**PROBLEM DETAILS**
Rewrite the records below with "chevron-down-icon" replaced by "arrow-down-icon" at each occurrence. Leave everything else unchanged.

* Start *

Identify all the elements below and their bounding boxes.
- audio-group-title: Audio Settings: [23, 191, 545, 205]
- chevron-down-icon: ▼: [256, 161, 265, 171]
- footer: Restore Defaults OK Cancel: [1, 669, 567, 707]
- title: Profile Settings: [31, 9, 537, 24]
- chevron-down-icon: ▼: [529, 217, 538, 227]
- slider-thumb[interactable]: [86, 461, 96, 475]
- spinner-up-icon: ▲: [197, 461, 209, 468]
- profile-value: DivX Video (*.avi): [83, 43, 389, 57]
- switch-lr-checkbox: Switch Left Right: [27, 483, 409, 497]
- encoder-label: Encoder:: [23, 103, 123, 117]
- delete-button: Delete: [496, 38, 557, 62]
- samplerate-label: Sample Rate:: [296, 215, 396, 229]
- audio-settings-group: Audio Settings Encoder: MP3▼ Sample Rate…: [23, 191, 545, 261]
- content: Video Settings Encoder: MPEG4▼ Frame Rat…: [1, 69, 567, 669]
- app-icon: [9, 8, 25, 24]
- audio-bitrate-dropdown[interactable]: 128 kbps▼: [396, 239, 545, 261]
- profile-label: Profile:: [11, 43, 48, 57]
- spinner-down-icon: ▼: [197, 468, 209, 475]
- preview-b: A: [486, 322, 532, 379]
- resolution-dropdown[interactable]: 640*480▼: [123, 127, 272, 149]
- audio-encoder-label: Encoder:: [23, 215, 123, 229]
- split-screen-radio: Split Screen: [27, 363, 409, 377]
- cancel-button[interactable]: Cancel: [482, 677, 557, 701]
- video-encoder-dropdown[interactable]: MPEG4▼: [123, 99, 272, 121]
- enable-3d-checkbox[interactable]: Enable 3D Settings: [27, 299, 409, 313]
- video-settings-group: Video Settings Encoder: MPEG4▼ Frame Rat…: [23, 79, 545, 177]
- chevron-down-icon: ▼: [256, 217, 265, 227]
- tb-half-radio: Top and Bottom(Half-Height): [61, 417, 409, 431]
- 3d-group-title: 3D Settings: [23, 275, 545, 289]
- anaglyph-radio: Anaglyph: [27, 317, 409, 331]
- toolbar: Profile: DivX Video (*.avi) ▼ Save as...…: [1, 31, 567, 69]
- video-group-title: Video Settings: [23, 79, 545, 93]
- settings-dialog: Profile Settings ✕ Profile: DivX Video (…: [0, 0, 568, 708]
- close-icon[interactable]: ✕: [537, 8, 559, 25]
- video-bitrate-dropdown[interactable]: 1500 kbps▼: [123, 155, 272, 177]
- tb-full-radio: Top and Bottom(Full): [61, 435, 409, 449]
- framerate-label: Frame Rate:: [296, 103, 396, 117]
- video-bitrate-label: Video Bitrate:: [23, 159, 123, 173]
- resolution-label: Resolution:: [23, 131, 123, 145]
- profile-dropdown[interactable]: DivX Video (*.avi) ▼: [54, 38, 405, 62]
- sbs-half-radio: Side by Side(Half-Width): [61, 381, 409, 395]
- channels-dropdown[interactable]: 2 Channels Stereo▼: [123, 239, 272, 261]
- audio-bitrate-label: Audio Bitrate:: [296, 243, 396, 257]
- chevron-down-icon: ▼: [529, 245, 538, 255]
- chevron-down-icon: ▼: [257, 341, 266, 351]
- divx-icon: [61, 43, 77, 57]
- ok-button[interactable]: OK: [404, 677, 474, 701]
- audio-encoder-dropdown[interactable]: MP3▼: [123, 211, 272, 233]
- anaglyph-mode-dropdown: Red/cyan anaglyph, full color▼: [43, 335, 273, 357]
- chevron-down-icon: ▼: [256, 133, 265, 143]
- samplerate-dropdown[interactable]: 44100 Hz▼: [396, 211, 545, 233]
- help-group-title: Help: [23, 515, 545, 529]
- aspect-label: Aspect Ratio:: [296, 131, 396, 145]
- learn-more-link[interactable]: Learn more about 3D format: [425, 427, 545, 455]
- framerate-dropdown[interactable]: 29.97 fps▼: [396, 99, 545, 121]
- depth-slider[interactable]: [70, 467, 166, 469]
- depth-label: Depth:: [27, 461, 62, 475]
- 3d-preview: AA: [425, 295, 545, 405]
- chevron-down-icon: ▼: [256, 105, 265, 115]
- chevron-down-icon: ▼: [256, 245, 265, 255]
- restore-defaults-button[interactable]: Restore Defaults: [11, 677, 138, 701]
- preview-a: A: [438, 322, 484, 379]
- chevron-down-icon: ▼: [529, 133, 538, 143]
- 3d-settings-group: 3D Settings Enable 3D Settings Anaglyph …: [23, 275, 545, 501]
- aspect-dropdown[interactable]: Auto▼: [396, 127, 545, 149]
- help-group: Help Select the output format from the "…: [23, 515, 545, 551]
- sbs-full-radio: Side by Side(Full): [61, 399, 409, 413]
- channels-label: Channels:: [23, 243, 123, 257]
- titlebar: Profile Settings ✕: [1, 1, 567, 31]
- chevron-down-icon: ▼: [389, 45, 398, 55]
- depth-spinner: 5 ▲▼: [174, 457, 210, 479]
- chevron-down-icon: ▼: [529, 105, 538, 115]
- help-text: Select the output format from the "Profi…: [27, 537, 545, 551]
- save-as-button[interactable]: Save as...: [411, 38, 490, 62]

* End *

**TASK OUTPUT**
Identify all the elements below and their bounding boxes.
- audio-group-title: Audio Settings: [23, 191, 545, 205]
- arrow-down-icon: ▼: [256, 161, 265, 171]
- footer: Restore Defaults OK Cancel: [1, 669, 567, 707]
- title: Profile Settings: [31, 9, 537, 24]
- arrow-down-icon: ▼: [529, 217, 538, 227]
- slider-thumb[interactable]: [86, 461, 96, 475]
- spinner-up-icon: ▲: [197, 461, 209, 468]
- profile-value: DivX Video (*.avi): [83, 43, 389, 57]
- switch-lr-checkbox: Switch Left Right: [27, 483, 409, 497]
- encoder-label: Encoder:: [23, 103, 123, 117]
- delete-button: Delete: [496, 38, 557, 62]
- samplerate-label: Sample Rate:: [296, 215, 396, 229]
- audio-settings-group: Audio Settings Encoder: MP3▼ Sample Rate…: [23, 191, 545, 261]
- content: Video Settings Encoder: MPEG4▼ Frame Rat…: [1, 69, 567, 669]
- app-icon: [9, 8, 25, 24]
- audio-bitrate-dropdown[interactable]: 128 kbps▼: [396, 239, 545, 261]
- profile-label: Profile:: [11, 43, 48, 57]
- spinner-down-icon: ▼: [197, 468, 209, 475]
- preview-b: A: [486, 322, 532, 379]
- resolution-dropdown[interactable]: 640*480▼: [123, 127, 272, 149]
- audio-encoder-label: Encoder:: [23, 215, 123, 229]
- split-screen-radio: Split Screen: [27, 363, 409, 377]
- cancel-button[interactable]: Cancel: [482, 677, 557, 701]
- video-encoder-dropdown[interactable]: MPEG4▼: [123, 99, 272, 121]
- enable-3d-checkbox[interactable]: Enable 3D Settings: [27, 299, 409, 313]
- video-settings-group: Video Settings Encoder: MPEG4▼ Frame Rat…: [23, 79, 545, 177]
- arrow-down-icon: ▼: [256, 217, 265, 227]
- tb-half-radio: Top and Bottom(Half-Height): [61, 417, 409, 431]
- 3d-group-title: 3D Settings: [23, 275, 545, 289]
- anaglyph-radio: Anaglyph: [27, 317, 409, 331]
- toolbar: Profile: DivX Video (*.avi) ▼ Save as...…: [1, 31, 567, 69]
- video-group-title: Video Settings: [23, 79, 545, 93]
- settings-dialog: Profile Settings ✕ Profile: DivX Video (…: [0, 0, 568, 708]
- close-icon[interactable]: ✕: [537, 8, 559, 25]
- video-bitrate-dropdown[interactable]: 1500 kbps▼: [123, 155, 272, 177]
- tb-full-radio: Top and Bottom(Full): [61, 435, 409, 449]
- framerate-label: Frame Rate:: [296, 103, 396, 117]
- video-bitrate-label: Video Bitrate:: [23, 159, 123, 173]
- resolution-label: Resolution:: [23, 131, 123, 145]
- profile-dropdown[interactable]: DivX Video (*.avi) ▼: [54, 38, 405, 62]
- sbs-half-radio: Side by Side(Half-Width): [61, 381, 409, 395]
- channels-dropdown[interactable]: 2 Channels Stereo▼: [123, 239, 272, 261]
- audio-bitrate-label: Audio Bitrate:: [296, 243, 396, 257]
- arrow-down-icon: ▼: [529, 245, 538, 255]
- arrow-down-icon: ▼: [257, 341, 266, 351]
- divx-icon: [61, 43, 77, 57]
- ok-button[interactable]: OK: [404, 677, 474, 701]
- audio-encoder-dropdown[interactable]: MP3▼: [123, 211, 272, 233]
- anaglyph-mode-dropdown: Red/cyan anaglyph, full color▼: [43, 335, 273, 357]
- arrow-down-icon: ▼: [256, 133, 265, 143]
- samplerate-dropdown[interactable]: 44100 Hz▼: [396, 211, 545, 233]
- help-group-title: Help: [23, 515, 545, 529]
- aspect-label: Aspect Ratio:: [296, 131, 396, 145]
- learn-more-link[interactable]: Learn more about 3D format: [425, 427, 545, 455]
- framerate-dropdown[interactable]: 29.97 fps▼: [396, 99, 545, 121]
- depth-slider[interactable]: [70, 467, 166, 469]
- depth-label: Depth:: [27, 461, 62, 475]
- 3d-preview: AA: [425, 295, 545, 405]
- arrow-down-icon: ▼: [256, 105, 265, 115]
- arrow-down-icon: ▼: [256, 245, 265, 255]
- restore-defaults-button[interactable]: Restore Defaults: [11, 677, 138, 701]
- preview-a: A: [438, 322, 484, 379]
- arrow-down-icon: ▼: [529, 133, 538, 143]
- 3d-settings-group: 3D Settings Enable 3D Settings Anaglyph …: [23, 275, 545, 501]
- aspect-dropdown[interactable]: Auto▼: [396, 127, 545, 149]
- help-group: Help Select the output format from the "…: [23, 515, 545, 551]
- sbs-full-radio: Side by Side(Full): [61, 399, 409, 413]
- channels-label: Channels:: [23, 243, 123, 257]
- titlebar: Profile Settings ✕: [1, 1, 567, 31]
- arrow-down-icon: ▼: [389, 45, 398, 55]
- depth-spinner: 5 ▲▼: [174, 457, 210, 479]
- arrow-down-icon: ▼: [529, 105, 538, 115]
- help-text: Select the output format from the "Profi…: [27, 537, 545, 551]
- save-as-button[interactable]: Save as...: [411, 38, 490, 62]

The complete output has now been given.